-- start of SOURCE MATERIAL --
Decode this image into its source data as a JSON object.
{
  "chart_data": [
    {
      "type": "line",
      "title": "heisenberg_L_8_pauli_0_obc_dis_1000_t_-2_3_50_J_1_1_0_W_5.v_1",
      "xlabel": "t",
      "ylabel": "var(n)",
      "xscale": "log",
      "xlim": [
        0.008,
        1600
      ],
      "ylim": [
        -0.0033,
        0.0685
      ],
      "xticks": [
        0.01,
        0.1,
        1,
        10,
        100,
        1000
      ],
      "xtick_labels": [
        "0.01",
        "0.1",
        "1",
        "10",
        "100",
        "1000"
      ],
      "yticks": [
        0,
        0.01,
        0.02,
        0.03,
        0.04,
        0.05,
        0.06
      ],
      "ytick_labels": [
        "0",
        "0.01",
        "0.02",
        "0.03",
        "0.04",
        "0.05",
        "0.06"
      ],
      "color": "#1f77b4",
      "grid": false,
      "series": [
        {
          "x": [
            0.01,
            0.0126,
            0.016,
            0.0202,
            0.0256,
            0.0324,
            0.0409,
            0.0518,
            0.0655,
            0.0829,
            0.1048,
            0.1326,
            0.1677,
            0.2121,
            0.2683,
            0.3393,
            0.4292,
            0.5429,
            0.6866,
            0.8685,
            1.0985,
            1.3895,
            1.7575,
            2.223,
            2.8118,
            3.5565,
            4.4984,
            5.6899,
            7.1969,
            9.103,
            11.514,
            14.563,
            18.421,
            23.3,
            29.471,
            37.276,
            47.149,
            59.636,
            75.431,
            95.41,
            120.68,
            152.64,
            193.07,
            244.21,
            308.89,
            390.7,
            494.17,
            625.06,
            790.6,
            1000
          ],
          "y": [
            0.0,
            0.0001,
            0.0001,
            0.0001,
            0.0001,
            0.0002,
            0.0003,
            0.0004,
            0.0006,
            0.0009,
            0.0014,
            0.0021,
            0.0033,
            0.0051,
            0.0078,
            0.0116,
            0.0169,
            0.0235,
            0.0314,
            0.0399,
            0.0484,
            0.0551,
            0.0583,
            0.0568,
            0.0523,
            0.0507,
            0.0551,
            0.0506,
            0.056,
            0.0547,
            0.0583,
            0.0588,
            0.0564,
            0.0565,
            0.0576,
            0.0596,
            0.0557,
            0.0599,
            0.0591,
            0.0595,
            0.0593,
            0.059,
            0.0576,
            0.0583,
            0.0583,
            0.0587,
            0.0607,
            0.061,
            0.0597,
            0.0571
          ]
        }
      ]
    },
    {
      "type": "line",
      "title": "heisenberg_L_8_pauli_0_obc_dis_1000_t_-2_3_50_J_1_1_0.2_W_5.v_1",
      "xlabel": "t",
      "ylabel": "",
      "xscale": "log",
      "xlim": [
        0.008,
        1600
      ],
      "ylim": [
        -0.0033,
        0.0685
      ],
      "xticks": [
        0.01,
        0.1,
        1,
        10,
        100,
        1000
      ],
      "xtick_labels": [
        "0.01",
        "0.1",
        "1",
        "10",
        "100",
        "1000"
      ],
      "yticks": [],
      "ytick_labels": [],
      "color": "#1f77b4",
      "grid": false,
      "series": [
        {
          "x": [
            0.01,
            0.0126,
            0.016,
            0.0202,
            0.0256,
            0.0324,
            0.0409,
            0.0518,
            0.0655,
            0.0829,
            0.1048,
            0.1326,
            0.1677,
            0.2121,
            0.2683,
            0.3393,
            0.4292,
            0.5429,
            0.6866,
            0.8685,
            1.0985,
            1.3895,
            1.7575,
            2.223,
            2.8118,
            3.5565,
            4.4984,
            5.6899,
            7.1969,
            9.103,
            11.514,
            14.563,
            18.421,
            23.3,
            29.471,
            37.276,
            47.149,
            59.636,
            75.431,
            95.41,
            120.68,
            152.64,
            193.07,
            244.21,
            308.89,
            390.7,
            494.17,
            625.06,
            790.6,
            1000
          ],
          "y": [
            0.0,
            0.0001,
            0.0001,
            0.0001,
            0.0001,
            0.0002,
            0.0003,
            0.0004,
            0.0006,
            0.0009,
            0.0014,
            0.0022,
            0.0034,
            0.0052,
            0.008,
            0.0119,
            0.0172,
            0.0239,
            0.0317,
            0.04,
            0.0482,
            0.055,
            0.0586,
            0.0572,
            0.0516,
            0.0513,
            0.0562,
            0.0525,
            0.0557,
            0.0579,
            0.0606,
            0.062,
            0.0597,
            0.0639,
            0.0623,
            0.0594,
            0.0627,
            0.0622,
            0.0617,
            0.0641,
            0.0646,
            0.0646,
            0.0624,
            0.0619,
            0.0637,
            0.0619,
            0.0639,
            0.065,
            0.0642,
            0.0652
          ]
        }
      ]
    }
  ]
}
-- end of SOURCE MATERIAL --
WHAT THE TASK ASKS:
Write out every entry again exactly, please, with nothing missing.

SOLUTION FOR THIS TASK:
Decode this image into its source data as a JSON object.
{
  "chart_data": [
    {
      "type": "line",
      "title": "heisenberg_L_8_pauli_0_obc_dis_1000_t_-2_3_50_J_1_1_0_W_5.v_1",
      "xlabel": "t",
      "ylabel": "var(n)",
      "xscale": "log",
      "xlim": [
        0.008,
        1600
      ],
      "ylim": [
        -0.0033,
        0.0685
      ],
      "xticks": [
        0.01,
        0.1,
        1,
        10,
        100,
        1000
      ],
      "xtick_labels": [
        "0.01",
        "0.1",
        "1",
        "10",
        "100",
        "1000"
      ],
      "yticks": [
        0,
        0.01,
        0.02,
        0.03,
        0.04,
        0.05,
        0.06
      ],
      "ytick_labels": [
        "0",
        "0.01",
        "0.02",
        "0.03",
        "0.04",
        "0.05",
        "0.06"
      ],
      "color": "#1f77b4",
      "grid": false,
      "series": [
        {
          "x": [
            0.01,
            0.0126,
            0.016,
            0.0202,
            0.0256,
            0.0324,
            0.0409,
            0.0518,
            0.0655,
            0.0829,
            0.1048,
            0.1326,
            0.1677,
            0.2121,
            0.2683,
            0.3393,
            0.4292,
            0.5429,
            0.6866,
            0.8685,
            1.0985,
            1.3895,
            1.7575,
            2.223,
            2.8118,
            3.5565,
            4.4984,
            5.6899,
            7.1969,
            9.103,
            11.514,
            14.563,
            18.421,
            23.3,
            29.471,
            37.276,
            47.149,
            59.636,
            75.431,
            95.41,
            120.68,
            152.64,
            193.07,
            244.21,
            308.89,
            390.7,
            494.17,
            625.06,
            790.6,
            1000
          ],
          "y": [
            0.0,
            0.0001,
            0.0001,
            0.0001,
            0.0001,
            0.0002,
            0.0003,
            0.0004,
            0.0006,
            0.0009,
            0.0014,
            0.0021,
            0.0033,
            0.0051,
            0.0078,
            0.0116,
            0.0169,
            0.0235,
            0.0314,
            0.0399,
            0.0484,
            0.0551,
            0.0583,
            0.0568,
            0.0523,
            0.0507,
            0.0551,
            0.0506,
            0.056,
            0.0547,
            0.0583,
            0.0588,
            0.0564,
            0.0565,
            0.0576,
            0.0596,
            0.0557,
            0.0599,
            0.0591,
            0.0595,
            0.0593,
            0.059,
            0.0576,
            0.0583,
            0.0583,
            0.0587,
            0.0607,
            0.061,
            0.0597,
            0.0571
          ]
        }
      ]
    },
    {
      "type": "line",
      "title": "heisenberg_L_8_pauli_0_obc_dis_1000_t_-2_3_50_J_1_1_0.2_W_5.v_1",
      "xlabel": "t",
      "ylabel": "",
      "xscale": "log",
      "xlim": [
        0.008,
        1600
      ],
      "ylim": [
        -0.0033,
        0.0685
      ],
      "xticks": [
        0.01,
        0.1,
        1,
        10,
        100,
        1000
      ],
      "xtick_labels": [
        "0.01",
        "0.1",
        "1",
        "10",
        "100",
        "1000"
      ],
      "yticks": [],
      "ytick_labels": [],
      "color": "#1f77b4",
      "grid": false,
      "series": [
        {
          "x": [
            0.01,
            0.0126,
            0.016,
            0.0202,
            0.0256,
            0.0324,
            0.0409,
            0.0518,
            0.0655,
            0.0829,
            0.1048,
            0.1326,
            0.1677,
            0.2121,
            0.2683,
            0.3393,
            0.4292,
            0.5429,
            0.6866,
            0.8685,
            1.0985,
            1.3895,
            1.7575,
            2.223,
            2.8118,
            3.5565,
            4.4984,
            5.6899,
            7.1969,
            9.103,
            11.514,
            14.563,
            18.421,
            23.3,
            29.471,
            37.276,
            47.149,
            59.636,
            75.431,
            95.41,
            120.68,
            152.64,
            193.07,
            244.21,
            308.89,
            390.7,
            494.17,
            625.06,
            790.6,
            1000
          ],
          "y": [
            0.0,
            0.0001,
            0.0001,
            0.0001,
            0.0001,
            0.0002,
            0.0003,
            0.0004,
            0.0006,
            0.0009,
            0.0014,
            0.0022,
            0.0034,
            0.0052,
            0.008,
            0.0119,
            0.0172,
            0.0239,
            0.0317,
            0.04,
            0.0482,
            0.055,
            0.0586,
            0.0572,
            0.0516,
            0.0513,
            0.0562,
            0.0525,
            0.0557,
            0.0579,
            0.0606,
            0.062,
            0.0597,
            0.0639,
            0.0623,
            0.0594,
            0.0627,
            0.0622,
            0.0617,
            0.0641,
            0.0646,
            0.0646,
            0.0624,
            0.0619,
            0.0637,
            0.0619,
            0.0639,
            0.065,
            0.0642,
            0.0652
          ]
        }
      ]
    }
  ]
}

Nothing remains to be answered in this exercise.